• **PROBLEM TO SOLVE**:
Gather up every line that includes the string "watermark".

* start *

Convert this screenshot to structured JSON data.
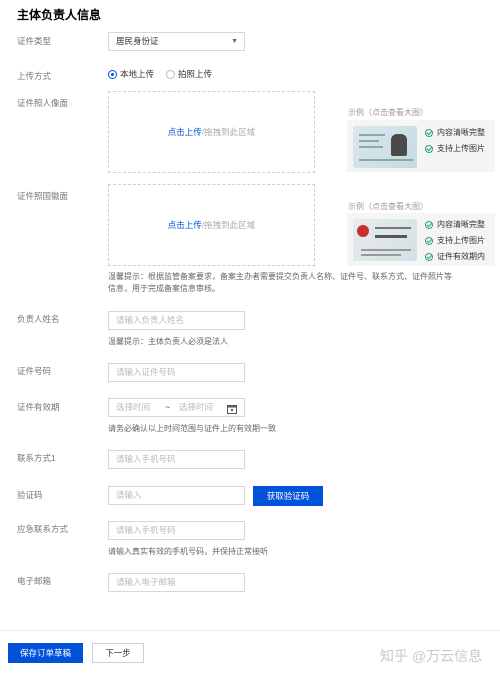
{
  "section_title": "主体负责人信息",
  "labels": {
    "id_type": "证件类型",
    "upload_method": "上传方式",
    "id_front": "证件照人像面",
    "id_back": "证件照国徽面",
    "name": "负责人姓名",
    "id_number": "证件号码",
    "validity": "证件有效期",
    "phone": "联系方式1",
    "verify_code": "验证码",
    "emergency": "应急联系方式",
    "email": "电子邮箱"
  },
  "id_type_value": "居民身份证",
  "upload_options": [
    "本地上传",
    "拍照上传"
  ],
  "upload_area": {
    "link": "点击上传",
    "text": "/拖拽到此区域"
  },
  "example": {
    "front_label": "示例（点击查看大图）",
    "back_label": "示例（点击查看大图）",
    "front_checks": [
      "内容清晰完整",
      "支持上传图片"
    ],
    "back_checks": [
      "内容清晰完整",
      "支持上传图片",
      "证件有效期内"
    ]
  },
  "hints": {
    "upload": "温馨提示：根据监管备案要求，备案主办者需要提交负责人名称、证件号、联系方式、证件照片等信息，用于完成备案信息审核。",
    "name": "温馨提示：主体负责人必须是法人",
    "validity": "请务必确认以上时间范围与证件上的有效期一致",
    "emergency": "请输入真实有效的手机号码，并保持正常接听"
  },
  "placeholders": {
    "name": "请输入负责人姓名",
    "id_number": "请输入证件号码",
    "start_time": "选择时间",
    "end_time": "选择时间",
    "phone": "请输入手机号码",
    "verify_code": "请输入",
    "emergency": "请输入手机号码",
    "email": "请输入电子邮箱"
  },
  "date_separator": "~",
  "buttons": {
    "get_code": "获取验证码",
    "save_draft": "保存订单草稿",
    "next": "下一步"
  },
  "watermark": "知乎 @万云信息"
}
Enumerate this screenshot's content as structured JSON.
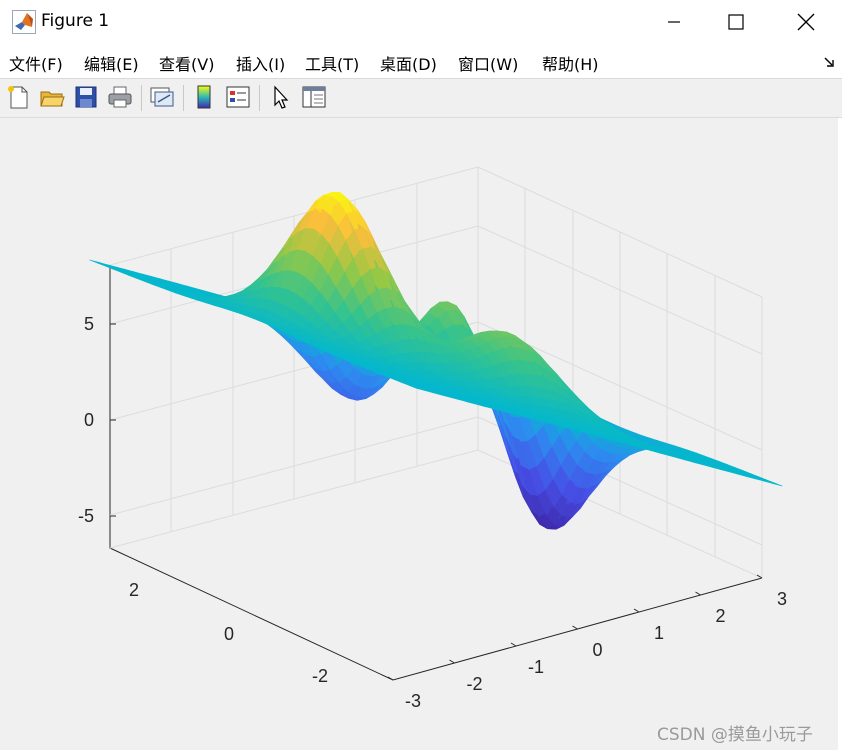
{
  "window": {
    "title": "Figure 1",
    "icon": "matlab-logo-icon",
    "controls": [
      "minimize-icon",
      "maximize-icon",
      "close-icon"
    ]
  },
  "menu": {
    "items": [
      {
        "label": "文件(F)"
      },
      {
        "label": "编辑(E)"
      },
      {
        "label": "查看(V)"
      },
      {
        "label": "插入(I)"
      },
      {
        "label": "工具(T)"
      },
      {
        "label": "桌面(D)"
      },
      {
        "label": "窗口(W)"
      },
      {
        "label": "帮助(H)"
      }
    ],
    "dock_icon": "dock-arrow-icon"
  },
  "toolbar": {
    "icons": [
      "new-figure-icon",
      "open-file-icon",
      "save-icon",
      "print-icon",
      "link-plot-icon",
      "insert-colorbar-icon",
      "insert-legend-icon",
      "edit-plot-icon",
      "property-inspector-icon"
    ]
  },
  "chart_data": {
    "type": "surface",
    "function": "peaks",
    "x": [
      -3,
      3
    ],
    "y": [
      -3,
      3
    ],
    "zlim": [
      -6.55,
      8.1
    ],
    "xticks": [
      "-3",
      "-2",
      "-1",
      "0",
      "1",
      "2",
      "3"
    ],
    "yticks": [
      "-2",
      "0",
      "2"
    ],
    "zticks": [
      "-5",
      "0",
      "5"
    ],
    "z_peak_max": 8.1,
    "z_peak_min": -6.55,
    "contour_levels_step": 0.8,
    "colormap": "parula",
    "view": "3d-default",
    "grid": true,
    "colors": {
      "low": "#3e2ab5",
      "mid_low": "#2d8cf0",
      "zero": "#05b8cc",
      "mid_high": "#62c864",
      "high": "#f9fb0e"
    }
  },
  "footer": {
    "watermark": "CSDN @摸鱼小玩子"
  }
}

* end *

• **WRITTEN ANSWER**:
  "watermark": "知乎 @万云信息"
    "watermark": "CSDN @摸鱼小玩子"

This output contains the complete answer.